-- BEGIN The data --
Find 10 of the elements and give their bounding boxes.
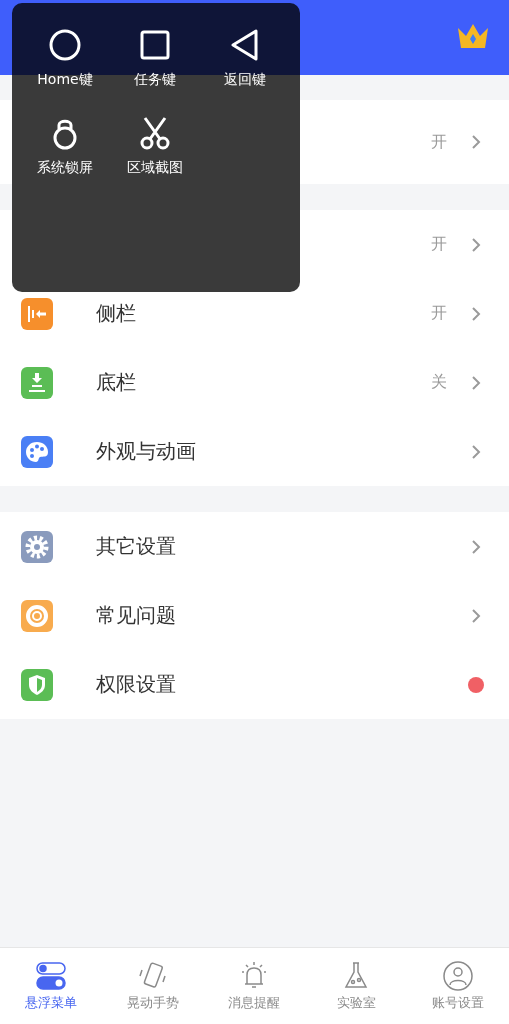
row-label: 侧栏 [96, 300, 137, 327]
row-label: 底栏 [96, 369, 137, 396]
row-label: 外观与动画 [96, 438, 197, 465]
status-value: 开 [431, 303, 447, 324]
status-value: 关 [431, 372, 447, 393]
row-label: 权限设置 [96, 671, 177, 698]
status-value: 开 [431, 234, 447, 255]
status-value: 开 [431, 131, 447, 153]
row-label: 常见问题 [96, 602, 177, 629]
row-label: 其它设置 [96, 533, 177, 560]
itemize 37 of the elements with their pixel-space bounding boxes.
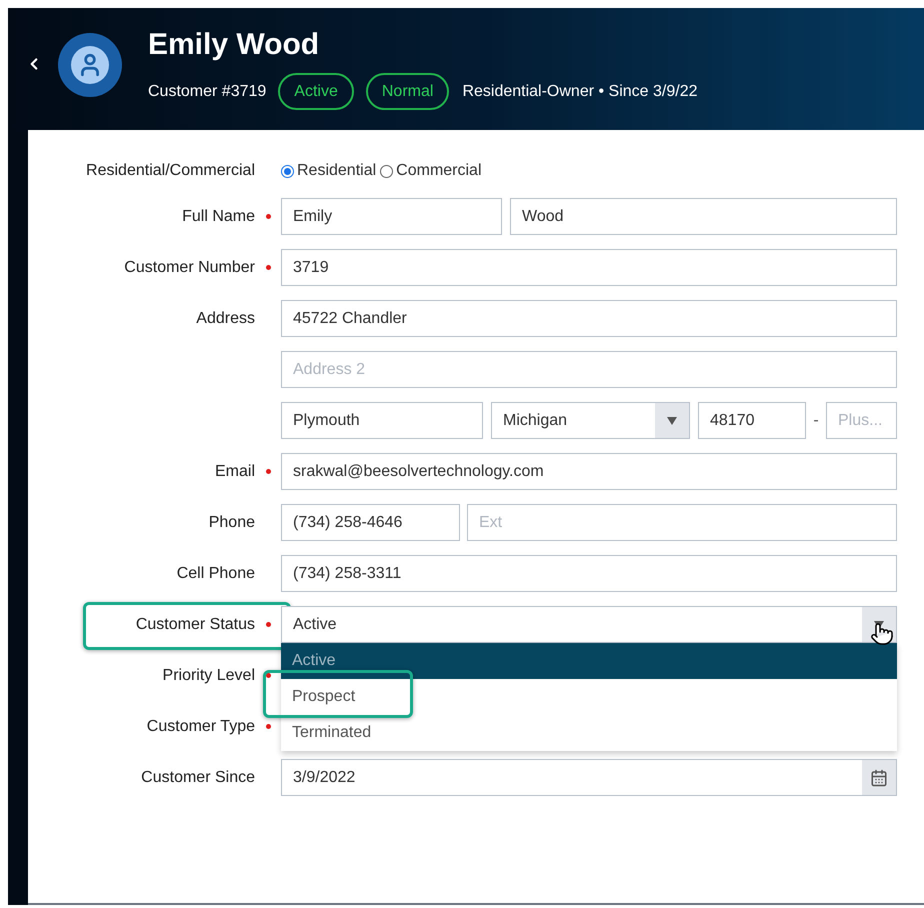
input-field[interactable]: (734) 258-3311	[281, 555, 897, 592]
field-label: Address	[196, 308, 255, 328]
field-label: Customer Number	[124, 258, 255, 278]
field-label: Priority Level	[162, 666, 255, 686]
input-field[interactable]: srakwal@beesolvertechnology.com	[281, 453, 897, 490]
field-label: Residential/Commercial	[86, 161, 255, 181]
separator-text: -	[812, 410, 820, 430]
input-field[interactable]: Wood	[510, 198, 897, 235]
input-field[interactable]: Plymouth	[281, 402, 483, 439]
status-select[interactable]: Active	[281, 606, 897, 643]
input-field[interactable]: Address 2	[281, 351, 897, 388]
input-field[interactable]: 48170	[698, 402, 806, 439]
dropdown-option[interactable]: Active	[281, 643, 897, 679]
input-field[interactable]: 45722 Chandler	[281, 300, 897, 337]
field-label: Customer Since	[141, 768, 255, 788]
status-badge: Normal	[366, 73, 450, 110]
radio-option[interactable]: Commercial	[380, 159, 482, 183]
field-label: Phone	[208, 512, 255, 532]
field-label: Full Name	[182, 206, 255, 226]
input-field[interactable]: 3719	[281, 249, 897, 286]
input-field[interactable]: Plus...	[826, 402, 897, 439]
input-field[interactable]: Ext	[467, 504, 897, 541]
input-field[interactable]: (734) 258-4646	[281, 504, 460, 541]
dropdown-option[interactable]: Prospect	[281, 679, 897, 715]
date-field[interactable]: 3/9/2022	[281, 759, 897, 796]
radio-option[interactable]: Residential	[281, 159, 376, 183]
status-badge: Active	[278, 73, 354, 110]
field-label: Customer Status	[136, 614, 255, 634]
field-label: Email	[214, 462, 255, 482]
customer-meta: Residential-Owner • Since 3/9/22	[462, 82, 698, 102]
field-label: Cell Phone	[176, 564, 255, 584]
input-field[interactable]: Emily	[281, 198, 502, 235]
field-label: Customer Type	[146, 716, 255, 736]
dropdown-option[interactable]: Terminated	[281, 715, 897, 751]
customer-number: Customer #3719	[148, 82, 266, 102]
state-select[interactable]: Michigan	[491, 402, 690, 439]
customer-name: Emily Wood	[148, 27, 320, 63]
-- END The data --
Requirements: Please format all of the data above as a numbered list, leaving out blank lines and the pictures.

Result of the task:
1. Find 10 of the elements and give their bounding boxes.
2. row-label: 侧栏 [96, 300, 137, 327]
3. row-label: 底栏 [96, 369, 137, 396]
4. row-label: 外观与动画 [96, 438, 197, 465]
5. status-value: 开 [431, 303, 447, 324]
6. status-value: 关 [431, 372, 447, 393]
7. row-label: 权限设置 [96, 671, 177, 698]
8. status-value: 开 [431, 234, 447, 255]
9. status-value: 开 [431, 131, 447, 153]
10. row-label: 常见问题 [96, 602, 177, 629]
11. row-label: 其它设置 [96, 533, 177, 560]
12. itemize 37 of the elements with their pixel-space bounding boxes.
13. input-field[interactable]: (734) 258-3311	[281, 555, 897, 592]
14. field-label: Address	[196, 308, 255, 328]
15. field-label: Customer Number	[124, 258, 255, 278]
16. field-label: Priority Level	[162, 666, 255, 686]
17. input-field[interactable]: srakwal@beesolvertechnology.com	[281, 453, 897, 490]
18. field-label: Residential/Commercial	[86, 161, 255, 181]
19. separator-text: -	[812, 410, 820, 430]
20. input-field[interactable]: Wood	[510, 198, 897, 235]
21. input-field[interactable]: Plymouth	[281, 402, 483, 439]
22. status-select[interactable]: Active	[281, 606, 897, 643]
23. input-field[interactable]: Address 2	[281, 351, 897, 388]
24. input-field[interactable]: 48170	[698, 402, 806, 439]
25. dropdown-option[interactable]: Active	[281, 643, 897, 679]
26. input-field[interactable]: 45722 Chandler	[281, 300, 897, 337]
27. field-label: Customer Since	[141, 768, 255, 788]
28. status-badge: Normal	[366, 73, 450, 110]
29. radio-option[interactable]: Commercial	[380, 159, 482, 183]
30. field-label: Phone	[208, 512, 255, 532]
31. field-label: Full Name	[182, 206, 255, 226]
32. input-field[interactable]: 3719	[281, 249, 897, 286]
33. input-field[interactable]: Plus...	[826, 402, 897, 439]
34. input-field[interactable]: Ext	[467, 504, 897, 541]
35. input-field[interactable]: (734) 258-4646	[281, 504, 460, 541]
36. dropdown-option[interactable]: Prospect	[281, 679, 897, 715]
37. date-field[interactable]: 3/9/2022	[281, 759, 897, 796]
38. radio-option[interactable]: Residential	[281, 159, 376, 183]
39. status-badge: Active	[278, 73, 354, 110]
40. field-label: Customer Status	[136, 614, 255, 634]
41. field-label: Email	[214, 462, 255, 482]
42. customer-meta: Residential-Owner • Since 3/9/22	[462, 82, 698, 102]
43. field-label: Cell Phone	[176, 564, 255, 584]
44. input-field[interactable]: Emily	[281, 198, 502, 235]
45. field-label: Customer Type	[146, 716, 255, 736]
46. dropdown-option[interactable]: Terminated	[281, 715, 897, 751]
47. customer-number: Customer #3719	[148, 82, 266, 102]
48. state-select[interactable]: Michigan	[491, 402, 690, 439]
49. customer-name: Emily Wood	[148, 27, 320, 63]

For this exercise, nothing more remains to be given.